■ STATED GOAL ■
Select from the data all lines with the word "beauty".

------------------------

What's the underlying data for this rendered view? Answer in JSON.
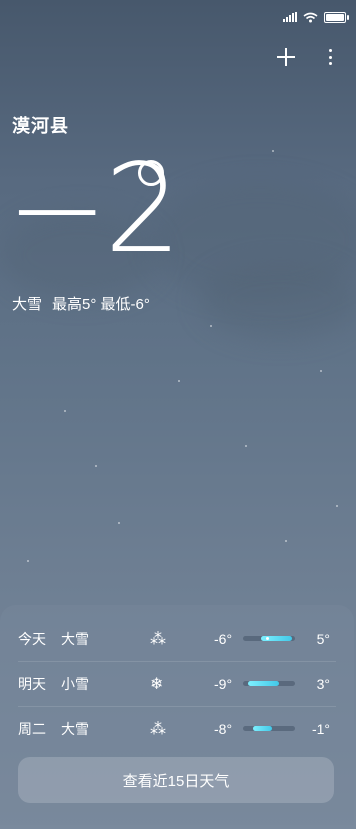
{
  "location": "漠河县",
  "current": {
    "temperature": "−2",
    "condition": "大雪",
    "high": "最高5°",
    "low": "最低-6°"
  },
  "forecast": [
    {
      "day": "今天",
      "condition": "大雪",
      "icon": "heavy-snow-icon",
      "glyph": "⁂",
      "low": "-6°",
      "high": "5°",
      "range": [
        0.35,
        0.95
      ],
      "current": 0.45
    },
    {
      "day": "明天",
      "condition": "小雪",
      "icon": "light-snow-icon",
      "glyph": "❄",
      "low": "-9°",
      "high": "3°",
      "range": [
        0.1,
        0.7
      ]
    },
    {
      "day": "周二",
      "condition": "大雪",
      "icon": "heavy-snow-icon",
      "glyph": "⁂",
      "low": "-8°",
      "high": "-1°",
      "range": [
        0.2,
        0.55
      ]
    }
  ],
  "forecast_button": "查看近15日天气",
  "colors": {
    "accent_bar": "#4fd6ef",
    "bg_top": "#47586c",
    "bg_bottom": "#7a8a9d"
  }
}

------------------------

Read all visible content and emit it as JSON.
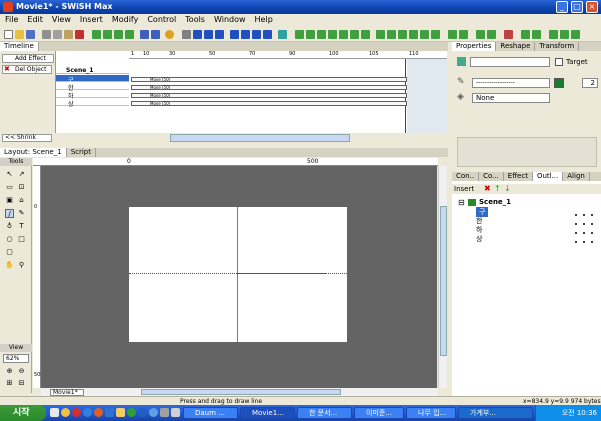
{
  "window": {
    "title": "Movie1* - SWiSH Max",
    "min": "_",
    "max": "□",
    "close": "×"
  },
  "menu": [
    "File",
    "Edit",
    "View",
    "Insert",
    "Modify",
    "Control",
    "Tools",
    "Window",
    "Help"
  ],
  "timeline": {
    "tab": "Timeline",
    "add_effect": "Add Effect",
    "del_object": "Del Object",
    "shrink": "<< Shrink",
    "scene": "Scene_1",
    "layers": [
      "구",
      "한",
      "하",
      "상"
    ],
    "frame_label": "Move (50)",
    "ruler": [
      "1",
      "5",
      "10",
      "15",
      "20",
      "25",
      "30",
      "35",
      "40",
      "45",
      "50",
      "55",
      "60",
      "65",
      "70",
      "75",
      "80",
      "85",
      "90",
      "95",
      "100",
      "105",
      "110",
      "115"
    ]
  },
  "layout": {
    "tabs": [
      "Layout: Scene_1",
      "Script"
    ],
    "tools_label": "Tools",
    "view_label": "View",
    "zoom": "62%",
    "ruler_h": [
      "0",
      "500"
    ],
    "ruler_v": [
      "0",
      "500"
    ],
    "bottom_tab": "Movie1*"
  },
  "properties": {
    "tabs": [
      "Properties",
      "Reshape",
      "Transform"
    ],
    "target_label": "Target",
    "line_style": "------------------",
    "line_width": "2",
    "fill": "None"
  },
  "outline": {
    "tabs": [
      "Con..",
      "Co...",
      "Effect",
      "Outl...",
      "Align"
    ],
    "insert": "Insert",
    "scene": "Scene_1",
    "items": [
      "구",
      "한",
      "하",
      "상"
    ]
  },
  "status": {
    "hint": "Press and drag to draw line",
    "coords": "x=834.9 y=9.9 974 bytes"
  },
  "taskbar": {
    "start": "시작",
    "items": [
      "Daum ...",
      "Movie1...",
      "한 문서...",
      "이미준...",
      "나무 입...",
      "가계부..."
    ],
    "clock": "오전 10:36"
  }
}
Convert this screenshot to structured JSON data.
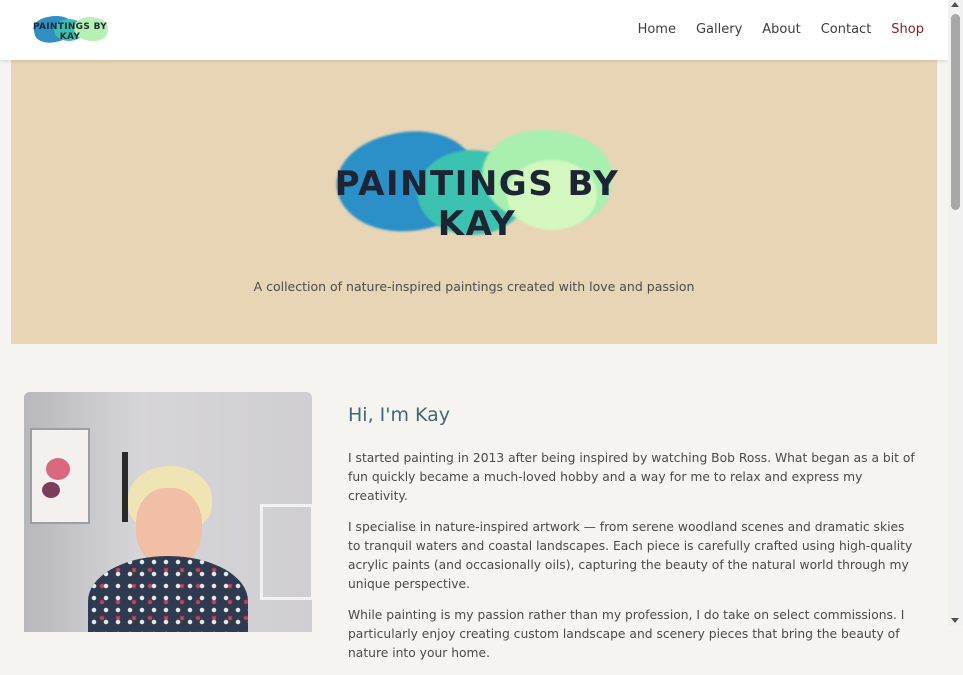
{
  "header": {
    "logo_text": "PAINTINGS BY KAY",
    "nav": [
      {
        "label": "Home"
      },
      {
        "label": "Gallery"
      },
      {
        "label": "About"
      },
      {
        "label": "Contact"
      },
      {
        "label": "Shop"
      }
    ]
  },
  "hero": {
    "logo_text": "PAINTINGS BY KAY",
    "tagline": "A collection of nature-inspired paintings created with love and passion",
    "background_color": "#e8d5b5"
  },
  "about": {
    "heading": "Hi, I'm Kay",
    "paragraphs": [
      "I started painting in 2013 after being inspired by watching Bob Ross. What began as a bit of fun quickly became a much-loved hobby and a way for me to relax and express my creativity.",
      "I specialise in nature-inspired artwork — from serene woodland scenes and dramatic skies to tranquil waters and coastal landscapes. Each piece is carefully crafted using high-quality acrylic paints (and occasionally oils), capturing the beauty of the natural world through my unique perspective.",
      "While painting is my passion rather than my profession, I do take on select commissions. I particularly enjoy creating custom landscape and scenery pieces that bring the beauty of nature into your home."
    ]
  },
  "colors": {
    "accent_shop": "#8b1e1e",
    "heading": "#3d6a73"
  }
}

------------------------

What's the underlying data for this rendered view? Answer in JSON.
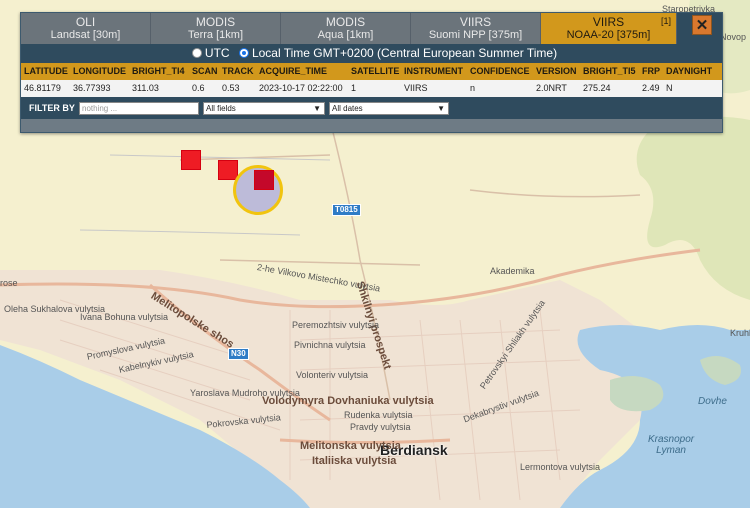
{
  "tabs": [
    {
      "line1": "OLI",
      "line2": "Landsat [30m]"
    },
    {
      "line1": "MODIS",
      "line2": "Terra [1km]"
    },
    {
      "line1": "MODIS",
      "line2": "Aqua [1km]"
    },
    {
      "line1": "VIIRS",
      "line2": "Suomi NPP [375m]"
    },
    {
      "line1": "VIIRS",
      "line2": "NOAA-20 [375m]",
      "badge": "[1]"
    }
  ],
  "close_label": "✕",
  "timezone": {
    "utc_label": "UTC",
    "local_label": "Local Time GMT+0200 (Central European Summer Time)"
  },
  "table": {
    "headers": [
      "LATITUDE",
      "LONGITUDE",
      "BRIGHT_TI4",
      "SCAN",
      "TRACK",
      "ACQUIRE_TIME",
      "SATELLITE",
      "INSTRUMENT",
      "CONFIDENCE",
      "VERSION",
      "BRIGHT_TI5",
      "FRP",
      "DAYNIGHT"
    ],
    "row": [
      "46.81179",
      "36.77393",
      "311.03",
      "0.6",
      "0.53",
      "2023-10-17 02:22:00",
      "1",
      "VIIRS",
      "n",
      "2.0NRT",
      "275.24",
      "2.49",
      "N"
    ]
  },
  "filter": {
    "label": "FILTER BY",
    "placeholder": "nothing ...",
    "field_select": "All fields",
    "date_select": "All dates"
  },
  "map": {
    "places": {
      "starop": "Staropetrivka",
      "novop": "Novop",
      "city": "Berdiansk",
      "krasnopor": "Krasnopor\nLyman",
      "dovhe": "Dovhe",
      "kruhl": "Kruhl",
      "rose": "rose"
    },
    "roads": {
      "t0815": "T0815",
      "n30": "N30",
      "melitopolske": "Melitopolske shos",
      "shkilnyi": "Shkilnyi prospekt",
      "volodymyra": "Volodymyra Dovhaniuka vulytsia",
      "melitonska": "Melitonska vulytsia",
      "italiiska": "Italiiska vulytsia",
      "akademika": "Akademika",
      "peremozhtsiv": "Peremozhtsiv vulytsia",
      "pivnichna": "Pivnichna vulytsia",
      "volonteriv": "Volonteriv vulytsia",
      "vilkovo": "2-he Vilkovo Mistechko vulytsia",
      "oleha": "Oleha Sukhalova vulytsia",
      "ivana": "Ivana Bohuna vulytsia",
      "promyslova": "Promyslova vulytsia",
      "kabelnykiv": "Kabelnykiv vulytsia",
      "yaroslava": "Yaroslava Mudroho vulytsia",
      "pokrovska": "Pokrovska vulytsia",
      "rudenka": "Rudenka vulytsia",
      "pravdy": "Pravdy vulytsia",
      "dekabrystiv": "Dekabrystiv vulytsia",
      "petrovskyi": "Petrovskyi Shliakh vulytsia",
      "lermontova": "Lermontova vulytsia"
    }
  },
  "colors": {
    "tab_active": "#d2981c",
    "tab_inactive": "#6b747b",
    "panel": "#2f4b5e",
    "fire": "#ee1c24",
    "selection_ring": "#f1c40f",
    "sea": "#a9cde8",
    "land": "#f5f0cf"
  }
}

------------------------

■ EXERCISE ANSWER ■
      "I specialise in nature-inspired artwork — from serene woodland scenes and dramatic skies to tranquil waters and coastal landscapes. Each piece is carefully crafted using high-quality acrylic paints (and occasionally oils), capturing the beauty of the natural world through my unique perspective.",
      "While painting is my passion rather than my profession, I do take on select commissions. I particularly enjoy creating custom landscape and scenery pieces that bring the beauty of nature into your home."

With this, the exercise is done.